■ PROBLEM REQUIREMENTS ■
Every line holding the string "Rest" should be gathered.

=======

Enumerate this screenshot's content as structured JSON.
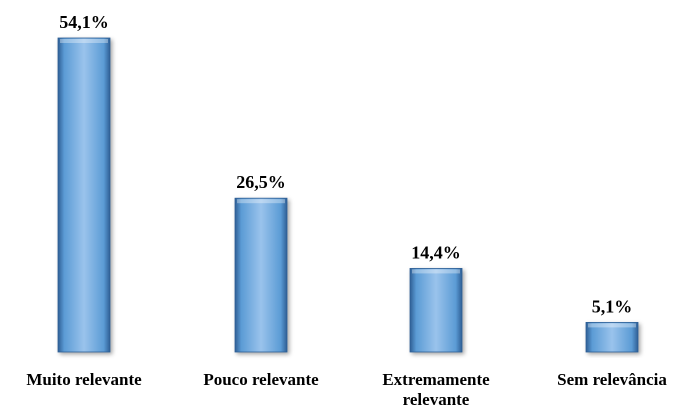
{
  "chart_data": {
    "type": "bar",
    "categories": [
      "Muito relevante",
      "Pouco relevante",
      "Extremamente relevante",
      "Sem relevância"
    ],
    "category_lines": [
      [
        "Muito relevante"
      ],
      [
        "Pouco relevante"
      ],
      [
        "Extremamente",
        "relevante"
      ],
      [
        "Sem relevância"
      ]
    ],
    "values": [
      54.1,
      26.5,
      14.4,
      5.1
    ],
    "value_labels": [
      "54,1%",
      "26,5%",
      "14,4%",
      "5,1%"
    ],
    "ylim": [
      0,
      54.1
    ],
    "grid": false,
    "bar_color": "#5b9bd5",
    "bar_highlight": "#9ac3ec",
    "bar_shadow": "#2e5f95"
  }
}
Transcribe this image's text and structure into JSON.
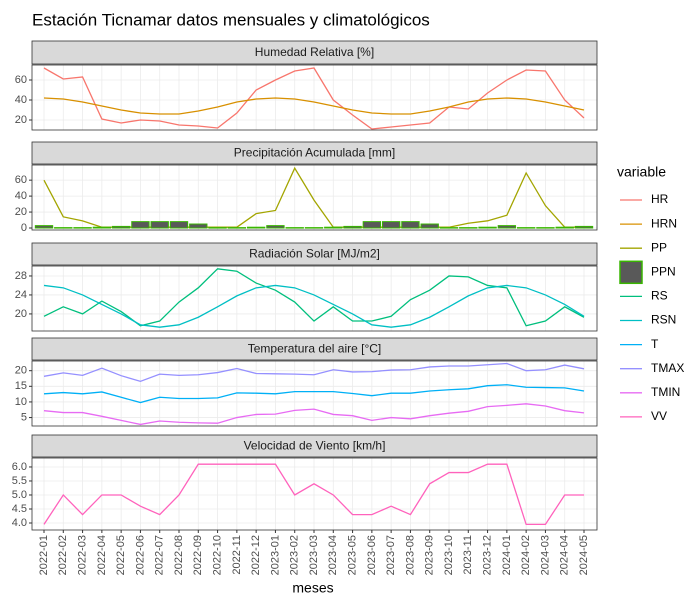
{
  "title": "Estación Ticnamar datos mensuales y climatológicos",
  "xlabel": "meses",
  "legend_title": "variable",
  "categories": [
    "2022-01",
    "2022-02",
    "2022-03",
    "2022-04",
    "2022-05",
    "2022-06",
    "2022-07",
    "2022-08",
    "2022-09",
    "2022-10",
    "2022-11",
    "2022-12",
    "2023-01",
    "2023-02",
    "2023-03",
    "2023-04",
    "2023-05",
    "2023-06",
    "2023-07",
    "2023-08",
    "2023-09",
    "2023-10",
    "2023-11",
    "2023-12",
    "2024-01",
    "2024-02",
    "2024-03",
    "2024-04",
    "2024-05"
  ],
  "chart_data": [
    {
      "type": "line",
      "title": "Humedad Relativa [%]",
      "ylim": [
        10,
        75
      ],
      "yticks": [
        20,
        40,
        60
      ],
      "grid": true,
      "series": [
        {
          "name": "HR",
          "color": "#F8766D",
          "values": [
            72,
            61,
            63,
            21,
            17,
            20,
            19,
            15,
            14,
            12,
            27,
            50,
            60,
            69,
            72,
            40,
            25,
            11,
            13,
            15,
            17,
            33,
            31,
            47,
            60,
            70,
            69,
            40,
            22
          ]
        },
        {
          "name": "HRN",
          "color": "#D89000",
          "values": [
            42,
            41,
            38,
            34,
            30,
            27,
            26,
            26,
            29,
            33,
            38,
            41,
            42,
            41,
            38,
            34,
            30,
            27,
            26,
            26,
            29,
            33,
            38,
            41,
            42,
            41,
            38,
            34,
            30
          ]
        }
      ]
    },
    {
      "type": "line",
      "title": "Precipitación Acumulada [mm]",
      "ylim": [
        -2.5,
        79
      ],
      "yticks": [
        0,
        20,
        40,
        60
      ],
      "grid": true,
      "series": [
        {
          "name": "PP",
          "color": "#A3A500",
          "values": [
            60,
            14,
            9,
            1,
            1,
            1,
            1,
            1,
            1,
            1,
            1,
            18,
            22,
            75,
            35,
            1,
            1,
            1,
            1,
            1,
            1,
            1,
            6,
            9,
            16,
            69,
            28,
            1,
            1
          ]
        },
        {
          "name": "PPN",
          "type": "bar",
          "color": "#595959",
          "edgecolor": "#39B600",
          "values": [
            3,
            0.5,
            0.5,
            1,
            2,
            8,
            8,
            8,
            5,
            0.5,
            0.5,
            1,
            3,
            0.5,
            0.5,
            1,
            2,
            8,
            8,
            8,
            5,
            0.5,
            0.5,
            1,
            3,
            0.5,
            0.5,
            1,
            2
          ]
        }
      ]
    },
    {
      "type": "line",
      "title": "Radiación Solar [MJ/m2]",
      "ylim": [
        16.4,
        30.1
      ],
      "yticks": [
        20,
        24,
        28
      ],
      "grid": true,
      "series": [
        {
          "name": "RS",
          "color": "#00BF7D",
          "values": [
            19.5,
            21.5,
            20,
            22.7,
            20.5,
            17.5,
            18.5,
            22.5,
            25.5,
            29.5,
            29,
            26.5,
            25,
            22.5,
            18.5,
            21.5,
            18.5,
            18.5,
            19.5,
            23,
            25,
            28,
            27.8,
            26,
            25.5,
            17.5,
            18.5,
            21.5,
            19.3
          ]
        },
        {
          "name": "RSN",
          "color": "#00BFC4",
          "values": [
            26,
            25.5,
            24,
            22,
            20,
            17.7,
            17.2,
            17.7,
            19.3,
            21.5,
            23.8,
            25.5,
            26,
            25.5,
            24,
            22,
            20,
            17.7,
            17.2,
            17.7,
            19.3,
            21.5,
            23.8,
            25.5,
            26,
            25.5,
            24,
            22,
            19.5
          ]
        }
      ]
    },
    {
      "type": "line",
      "title": "Temperatura del aire [°C]",
      "ylim": [
        2.3,
        23.1
      ],
      "yticks": [
        5,
        10,
        15,
        20
      ],
      "grid": true,
      "series": [
        {
          "name": "T",
          "color": "#00B0F6",
          "values": [
            12.6,
            13,
            12.6,
            13.2,
            11.5,
            9.8,
            11.5,
            11.1,
            11.1,
            11.3,
            12.9,
            12.8,
            12.6,
            13.3,
            13.3,
            13.3,
            12.7,
            12,
            12.8,
            12.8,
            13.5,
            13.9,
            14.2,
            15.2,
            15.5,
            14.7,
            14.6,
            14.5,
            13.5
          ]
        },
        {
          "name": "TMAX",
          "color": "#9590FF",
          "values": [
            18.2,
            19.3,
            18.5,
            20.8,
            18.4,
            16.6,
            18.9,
            18.5,
            18.7,
            19.4,
            20.7,
            19.1,
            19,
            18.9,
            18.7,
            20.3,
            19.6,
            19.7,
            20.2,
            20.3,
            21.2,
            21.5,
            21.5,
            21.9,
            22.3,
            20,
            20.3,
            21.8,
            20.6
          ]
        },
        {
          "name": "TMIN",
          "color": "#E76BF3",
          "values": [
            7.2,
            6.6,
            6.6,
            5.4,
            4.1,
            2.8,
            3.9,
            3.5,
            3.3,
            3.2,
            5,
            6,
            6.1,
            7.3,
            7.7,
            6,
            5.6,
            4.1,
            5,
            4.6,
            5.6,
            6.4,
            7,
            8.5,
            8.9,
            9.4,
            8.7,
            7.2,
            6.5
          ]
        }
      ]
    },
    {
      "type": "line",
      "title": "Velocidad de Viento [km/h]",
      "ylim": [
        3.75,
        6.32
      ],
      "yticks": [
        {
          "value": 4,
          "label": "4.0"
        },
        4.5,
        {
          "value": 5,
          "label": "5.0"
        },
        5.5,
        {
          "value": 6,
          "label": "6.0"
        }
      ],
      "grid": true,
      "series": [
        {
          "name": "VV",
          "color": "#FF62BC",
          "values": [
            3.95,
            5.0,
            4.3,
            5.0,
            5.0,
            4.6,
            4.3,
            5.0,
            6.1,
            6.1,
            6.1,
            6.1,
            6.1,
            5.0,
            5.4,
            5.0,
            4.3,
            4.3,
            4.6,
            4.3,
            5.4,
            5.8,
            5.8,
            6.1,
            6.1,
            3.95,
            3.95,
            5.0,
            5.0
          ]
        }
      ]
    }
  ]
}
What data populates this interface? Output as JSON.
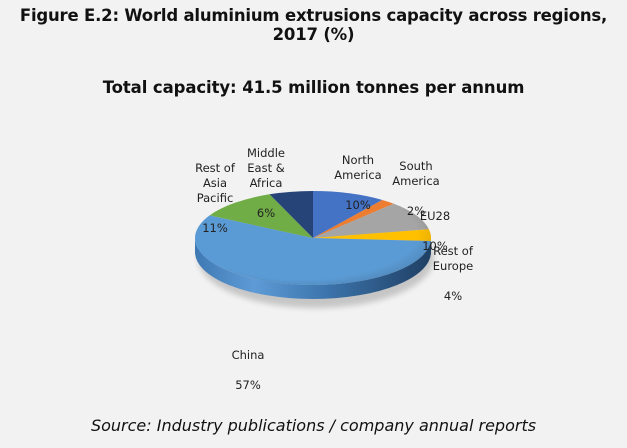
{
  "figure": {
    "title": "Figure E.2: World aluminium extrusions capacity across regions, 2017 (%)",
    "source": "Source: Industry publications / company annual reports"
  },
  "chart_data": {
    "type": "pie",
    "style": "3d",
    "title": "Total capacity: 41.5 million tonnes per annum",
    "unit": "%",
    "categories": [
      "North America",
      "South America",
      "EU28",
      "Rest of Europe",
      "China",
      "Rest of Asia Pacific",
      "Middle East & Africa"
    ],
    "values": [
      10,
      2,
      10,
      4,
      57,
      11,
      6
    ],
    "colors": [
      "#4472c4",
      "#ed7d31",
      "#a5a5a5",
      "#ffc000",
      "#5b9bd5",
      "#70ad47",
      "#264478"
    ],
    "labels": [
      {
        "name": "North\nAmerica",
        "value": "10%"
      },
      {
        "name": "South\nAmerica",
        "value": "2%"
      },
      {
        "name": "EU28",
        "value": "10%"
      },
      {
        "name": "Rest of\nEurope",
        "value": "4%"
      },
      {
        "name": "China",
        "value": "57%"
      },
      {
        "name": "Rest of\nAsia\nPacific",
        "value": "11%"
      },
      {
        "name": "Middle\nEast &\nAfrica",
        "value": "6%"
      }
    ],
    "legend": "none (data labels on slices)"
  }
}
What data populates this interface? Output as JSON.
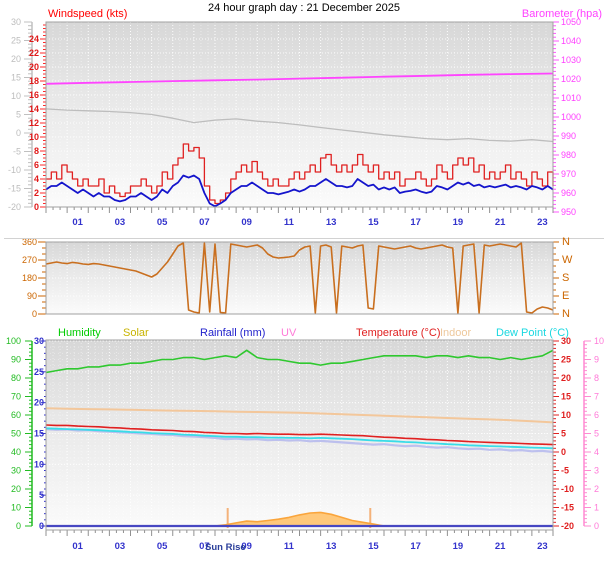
{
  "title": "24 hour graph day : 21 December 2025",
  "top_panel": {
    "left_label": "Windspeed (kts)",
    "right_label": "Barometer (hpa)"
  },
  "legend": {
    "items": [
      {
        "label": "Humidity",
        "color": "#00cc00"
      },
      {
        "label": "Solar",
        "color": "#c8b400"
      },
      {
        "label": "Rainfall (mm)",
        "color": "#2222cc"
      },
      {
        "label": "UV",
        "color": "#ff7ad8"
      },
      {
        "label": "Temperature (°C)",
        "color": "#e02020"
      },
      {
        "label": "Indoor",
        "color": "#eec89c"
      },
      {
        "label": "Dew Point (°C)",
        "color": "#1ad8e0"
      }
    ]
  },
  "chart_data": [
    {
      "id": "windspeed_barometer",
      "type": "line",
      "x_range": [
        0,
        24
      ],
      "x_tick_labels": [
        "01",
        "03",
        "05",
        "07",
        "09",
        "11",
        "13",
        "15",
        "17",
        "19",
        "21",
        "23"
      ],
      "axes": {
        "windspeed": {
          "title": "Windspeed (kts)",
          "min": 0,
          "max": 24,
          "major": 2,
          "minor": 0.5,
          "color": "#ff2828",
          "label_color": "#e01818"
        },
        "outer_left": {
          "title": "",
          "min": -20,
          "max": 30,
          "major": 5,
          "minor": 1,
          "color": "#c0c0c0",
          "label_color": "#bdbdbd"
        },
        "barometer": {
          "title": "Barometer (hpa)",
          "min": 950,
          "max": 1050,
          "major": 10,
          "minor": 2,
          "color": "#ff55ff",
          "label_color": "#ff40ff"
        }
      },
      "series": [
        {
          "name": "unlabeled_gray_line",
          "axis": "outer_left",
          "color": "#bdbdbd",
          "values": [
            6.5,
            6.2,
            6.0,
            5.8,
            5.5,
            5.0,
            4.0,
            2.8,
            3.5,
            3.8,
            3.2,
            2.8,
            2.2,
            1.5,
            0.8,
            0.2,
            -0.5,
            -1.0,
            -1.5,
            -1.8,
            -1.5,
            -2.0,
            -2.2,
            -1.8,
            -2.3
          ]
        },
        {
          "name": "barometer",
          "axis": "barometer",
          "color": "#ff44ff",
          "values": [
            1017.5,
            1018,
            1018.4,
            1018.9,
            1019.3,
            1019.7,
            1020.2,
            1020.7,
            1021.2,
            1021.7,
            1022.2,
            1022.6,
            1022.9
          ]
        },
        {
          "name": "wind_gust",
          "axis": "windspeed",
          "color": "#e02020",
          "style": "step",
          "values": [
            4,
            5,
            4,
            6,
            5,
            4,
            3,
            4,
            3,
            3,
            4,
            2,
            3,
            2,
            1.5,
            2,
            3,
            3,
            4,
            3,
            2,
            3,
            5,
            4,
            6,
            7,
            9,
            8,
            8.5,
            7,
            3,
            1,
            0.5,
            1,
            2,
            4,
            5,
            6,
            5,
            6.5,
            5,
            4,
            3,
            4,
            3,
            3,
            4,
            5,
            4,
            5,
            6,
            5,
            7,
            7.5,
            6,
            5,
            6,
            5,
            6,
            7.5,
            6,
            5,
            6,
            4,
            5,
            4,
            5,
            3,
            4,
            4,
            5,
            4,
            3,
            4,
            6,
            5,
            4,
            6,
            7,
            6,
            7,
            5,
            6,
            4,
            5,
            4,
            5,
            6,
            4,
            5,
            4,
            3,
            5,
            4,
            3,
            5,
            3
          ]
        },
        {
          "name": "wind_average",
          "axis": "windspeed",
          "color": "#1414cc",
          "values": [
            2.5,
            3,
            3,
            3.5,
            3,
            2.5,
            2,
            2.5,
            2,
            1.5,
            2,
            1.5,
            1.5,
            1,
            0.8,
            1,
            1.5,
            1.5,
            2,
            1.5,
            1,
            1.5,
            2.5,
            2,
            3,
            3.5,
            4.5,
            4.2,
            4.5,
            4,
            2,
            0.5,
            0.1,
            0.5,
            1,
            2,
            2.5,
            3,
            3,
            3.5,
            3,
            2.5,
            2,
            2,
            1.8,
            2,
            2.2,
            2.5,
            2.2,
            2.5,
            3,
            3,
            3.5,
            4,
            3.5,
            3,
            3,
            2.8,
            3,
            4,
            3.5,
            3,
            3.2,
            2.5,
            2.8,
            2.5,
            2.8,
            2,
            2.2,
            2.3,
            2.5,
            2.2,
            2,
            2.2,
            3,
            2.8,
            2.5,
            3,
            3.5,
            3.2,
            3.5,
            3,
            3.2,
            2.8,
            3,
            2.8,
            3,
            3.2,
            2.8,
            3,
            2.8,
            2.5,
            3,
            2.8,
            2.5,
            3,
            2.5
          ]
        }
      ]
    },
    {
      "id": "wind_direction",
      "type": "line",
      "x_range": [
        0,
        24
      ],
      "axes": {
        "degrees": {
          "min": 0,
          "max": 360,
          "major": 90,
          "minor": 30,
          "color": "#cc6600",
          "label_color": "#cc6600"
        }
      },
      "compass_labels": [
        "N",
        "W",
        "S",
        "E",
        "N"
      ],
      "series": [
        {
          "name": "wind_direction",
          "axis": "degrees",
          "color": "#c96f1f",
          "values": [
            250,
            255,
            260,
            255,
            252,
            258,
            255,
            250,
            248,
            252,
            250,
            245,
            240,
            235,
            230,
            225,
            220,
            215,
            205,
            195,
            185,
            200,
            230,
            260,
            300,
            340,
            355,
            20,
            10,
            5,
            355,
            10,
            350,
            8,
            5,
            350,
            345,
            340,
            335,
            340,
            345,
            330,
            300,
            285,
            280,
            282,
            285,
            290,
            320,
            335,
            340,
            5,
            340,
            345,
            335,
            5,
            340,
            335,
            330,
            340,
            345,
            30,
            25,
            340,
            335,
            330,
            325,
            330,
            335,
            340,
            330,
            325,
            330,
            335,
            340,
            345,
            335,
            330,
            5,
            340,
            345,
            350,
            5,
            345,
            340,
            345,
            350,
            345,
            340,
            335,
            355,
            10,
            5,
            25,
            35,
            30,
            20
          ]
        }
      ]
    },
    {
      "id": "temperature_humidity",
      "type": "line",
      "x_range": [
        0,
        24
      ],
      "x_tick_labels": [
        "01",
        "03",
        "05",
        "07",
        "09",
        "11",
        "13",
        "15",
        "17",
        "19",
        "21",
        "23"
      ],
      "axes": {
        "humidity": {
          "title": "Humidity",
          "min": 0,
          "max": 100,
          "major": 10,
          "minor": 2,
          "color": "#22bb22",
          "label_color": "#22bb22"
        },
        "rain": {
          "title": "Rainfall (mm)",
          "min": 0,
          "max": 30,
          "major": 5,
          "minor": 1,
          "color": "#3030cc",
          "label_color": "#3030cc"
        },
        "temp": {
          "title": "Temperature (°C)",
          "min": -20,
          "max": 30,
          "major": 5,
          "minor": 1,
          "color": "#e02020",
          "label_color": "#e02020"
        },
        "uv": {
          "title": "UV",
          "min": 0,
          "max": 10,
          "major": 1,
          "minor": 0.2,
          "color": "#ff8ad2",
          "label_color": "#ff7ad8"
        }
      },
      "series": [
        {
          "name": "solar",
          "axis": "rain",
          "color": "#faa53c",
          "fill": "#ffc87a",
          "style": "area",
          "values": [
            0,
            0,
            0,
            0,
            0,
            0,
            0,
            0,
            0,
            0,
            0,
            0,
            0,
            0,
            0,
            0,
            0,
            0.2,
            0.5,
            0.8,
            0.7,
            0.9,
            1.1,
            1.4,
            1.8,
            2.1,
            2.2,
            1.9,
            1.4,
            0.9,
            0.6,
            0.3,
            0,
            0,
            0,
            0,
            0,
            0,
            0,
            0,
            0,
            0,
            0,
            0,
            0,
            0,
            0,
            0,
            0
          ]
        },
        {
          "name": "rainfall",
          "axis": "rain",
          "color": "#4747c2",
          "values": [
            0,
            0
          ]
        },
        {
          "name": "unlabeled_lavender_line",
          "axis": "temp",
          "color": "#b0b4ee",
          "values": [
            6.2,
            6.0,
            6.1,
            5.8,
            5.9,
            5.6,
            5.5,
            5.3,
            5.2,
            5.0,
            4.9,
            4.7,
            4.6,
            4.3,
            4.2,
            4.0,
            3.8,
            3.5,
            3.6,
            3.4,
            3.5,
            3.2,
            3.3,
            3.1,
            3.2,
            2.9,
            3.0,
            2.8,
            2.6,
            2.4,
            2.2,
            2.0,
            2.1,
            1.8,
            1.6,
            1.7,
            1.4,
            1.2,
            1.3,
            1.0,
            0.8,
            0.9,
            0.6,
            0.7,
            0.4,
            0.5,
            0.2,
            0.3,
            0.0
          ]
        },
        {
          "name": "dew_point",
          "axis": "temp",
          "color": "#38dce8",
          "values": [
            6.4,
            6.3,
            6.2,
            6.1,
            6.0,
            5.9,
            5.7,
            5.6,
            5.4,
            5.3,
            5.1,
            5.0,
            4.9,
            4.7,
            4.6,
            4.4,
            4.3,
            4.1,
            4.1,
            4.0,
            4.0,
            3.9,
            3.9,
            3.8,
            3.8,
            3.7,
            3.8,
            3.7,
            3.6,
            3.5,
            3.3,
            3.1,
            3.0,
            2.9,
            2.7,
            2.6,
            2.4,
            2.3,
            2.1,
            2.0,
            1.8,
            1.7,
            1.6,
            1.5,
            1.4,
            1.3,
            1.2,
            1.1,
            1.0
          ]
        },
        {
          "name": "temperature",
          "axis": "temp",
          "color": "#e02020",
          "values": [
            7.3,
            7.2,
            7.2,
            7.0,
            6.9,
            6.8,
            6.6,
            6.5,
            6.3,
            6.2,
            6.0,
            5.9,
            5.8,
            5.6,
            5.5,
            5.3,
            5.2,
            5.0,
            5.0,
            4.9,
            5.0,
            4.9,
            4.8,
            4.8,
            4.7,
            4.7,
            4.8,
            4.7,
            4.6,
            4.5,
            4.4,
            4.2,
            4.0,
            3.9,
            3.7,
            3.6,
            3.4,
            3.3,
            3.1,
            3.0,
            2.8,
            2.7,
            2.6,
            2.5,
            2.4,
            2.3,
            2.2,
            2.1,
            2.0
          ]
        },
        {
          "name": "indoor",
          "axis": "temp",
          "color": "#f3c79b",
          "values": [
            11.8,
            11.7,
            11.6,
            11.5,
            11.4,
            11.3,
            11.2,
            11.1,
            11.0,
            10.9,
            10.8,
            10.7,
            10.6,
            10.4,
            10.2,
            10.0,
            9.8,
            9.6,
            9.4,
            9.2,
            9.0,
            8.8,
            8.6,
            8.3,
            8.0
          ]
        },
        {
          "name": "humidity",
          "axis": "humidity",
          "color": "#2fc82f",
          "values": [
            83,
            84,
            85,
            85,
            86,
            86,
            87,
            87,
            88,
            88,
            89,
            90,
            90,
            91,
            91,
            90,
            91,
            92,
            91,
            95,
            91,
            90,
            90,
            89,
            88,
            88,
            87,
            88,
            88,
            89,
            90,
            91,
            92,
            92,
            92,
            92,
            91,
            92,
            92,
            91,
            92,
            91,
            91,
            90,
            91,
            90,
            91,
            92,
            95
          ]
        }
      ],
      "markers": {
        "sunrise_hour": 8.6,
        "sunset_hour": 15.35,
        "color": "#f4b27a",
        "label": "Sun Rise"
      }
    }
  ]
}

=======

■ FULL OUTPUT ■
      "Rest of Europe",
      "Rest of Asia Pacific",
        "name": "Rest of\nEurope",
        "name": "Rest of\nAsia\nPacific",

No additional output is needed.